* **Required work**: Look through the data below and say how many of its lines contain "najemcy", adding nothing else.

* **Working data**:
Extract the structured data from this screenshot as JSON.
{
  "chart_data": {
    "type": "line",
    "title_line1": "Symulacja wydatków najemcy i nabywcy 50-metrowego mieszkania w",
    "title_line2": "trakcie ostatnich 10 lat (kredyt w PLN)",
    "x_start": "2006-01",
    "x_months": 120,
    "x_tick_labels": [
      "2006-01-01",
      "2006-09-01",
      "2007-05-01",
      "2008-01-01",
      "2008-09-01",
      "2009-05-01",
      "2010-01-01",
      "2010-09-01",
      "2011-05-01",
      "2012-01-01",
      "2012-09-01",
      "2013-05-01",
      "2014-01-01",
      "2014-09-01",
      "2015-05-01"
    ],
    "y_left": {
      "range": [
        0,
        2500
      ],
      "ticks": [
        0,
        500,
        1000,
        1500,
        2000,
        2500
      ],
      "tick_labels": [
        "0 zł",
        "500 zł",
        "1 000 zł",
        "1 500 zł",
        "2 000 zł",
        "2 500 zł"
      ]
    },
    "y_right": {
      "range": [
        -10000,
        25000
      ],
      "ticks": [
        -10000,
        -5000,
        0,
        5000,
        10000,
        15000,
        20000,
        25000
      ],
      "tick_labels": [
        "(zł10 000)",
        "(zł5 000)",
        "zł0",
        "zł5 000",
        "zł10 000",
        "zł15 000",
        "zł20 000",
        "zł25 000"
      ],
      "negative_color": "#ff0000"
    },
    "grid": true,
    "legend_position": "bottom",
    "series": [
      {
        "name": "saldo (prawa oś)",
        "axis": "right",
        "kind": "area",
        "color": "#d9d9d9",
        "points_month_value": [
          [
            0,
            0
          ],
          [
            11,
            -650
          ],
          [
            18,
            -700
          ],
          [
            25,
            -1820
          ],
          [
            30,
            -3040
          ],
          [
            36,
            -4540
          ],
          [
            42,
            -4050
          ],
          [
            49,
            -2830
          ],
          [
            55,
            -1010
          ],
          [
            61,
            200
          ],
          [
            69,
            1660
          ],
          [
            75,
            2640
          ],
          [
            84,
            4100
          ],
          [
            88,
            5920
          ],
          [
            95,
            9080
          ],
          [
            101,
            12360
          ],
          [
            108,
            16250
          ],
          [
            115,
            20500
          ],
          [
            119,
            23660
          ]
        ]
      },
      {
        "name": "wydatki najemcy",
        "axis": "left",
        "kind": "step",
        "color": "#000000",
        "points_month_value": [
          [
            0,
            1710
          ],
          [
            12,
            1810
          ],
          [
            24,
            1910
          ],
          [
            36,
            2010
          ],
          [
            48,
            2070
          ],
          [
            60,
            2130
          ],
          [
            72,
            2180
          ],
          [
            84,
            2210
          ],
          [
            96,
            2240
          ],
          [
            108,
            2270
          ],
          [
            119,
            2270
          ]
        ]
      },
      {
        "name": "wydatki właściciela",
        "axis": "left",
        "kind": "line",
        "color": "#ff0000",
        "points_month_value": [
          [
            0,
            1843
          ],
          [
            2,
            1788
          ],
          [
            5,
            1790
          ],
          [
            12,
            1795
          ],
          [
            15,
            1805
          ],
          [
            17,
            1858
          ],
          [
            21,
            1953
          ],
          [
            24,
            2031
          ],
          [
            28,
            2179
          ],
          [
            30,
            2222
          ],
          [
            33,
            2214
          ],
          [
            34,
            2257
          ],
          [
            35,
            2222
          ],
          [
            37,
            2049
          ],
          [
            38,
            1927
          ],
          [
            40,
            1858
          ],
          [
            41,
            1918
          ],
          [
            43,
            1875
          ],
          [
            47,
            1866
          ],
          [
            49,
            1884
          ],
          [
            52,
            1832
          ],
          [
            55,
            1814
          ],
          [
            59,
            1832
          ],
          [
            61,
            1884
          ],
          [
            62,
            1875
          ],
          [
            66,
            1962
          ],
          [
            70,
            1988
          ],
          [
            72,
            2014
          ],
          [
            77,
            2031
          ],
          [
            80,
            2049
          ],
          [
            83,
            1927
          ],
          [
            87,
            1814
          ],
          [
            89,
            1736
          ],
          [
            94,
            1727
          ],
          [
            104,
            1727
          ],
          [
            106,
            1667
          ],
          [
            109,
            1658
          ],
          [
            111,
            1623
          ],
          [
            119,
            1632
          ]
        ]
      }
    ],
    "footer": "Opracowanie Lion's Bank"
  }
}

* **Correct output**: 2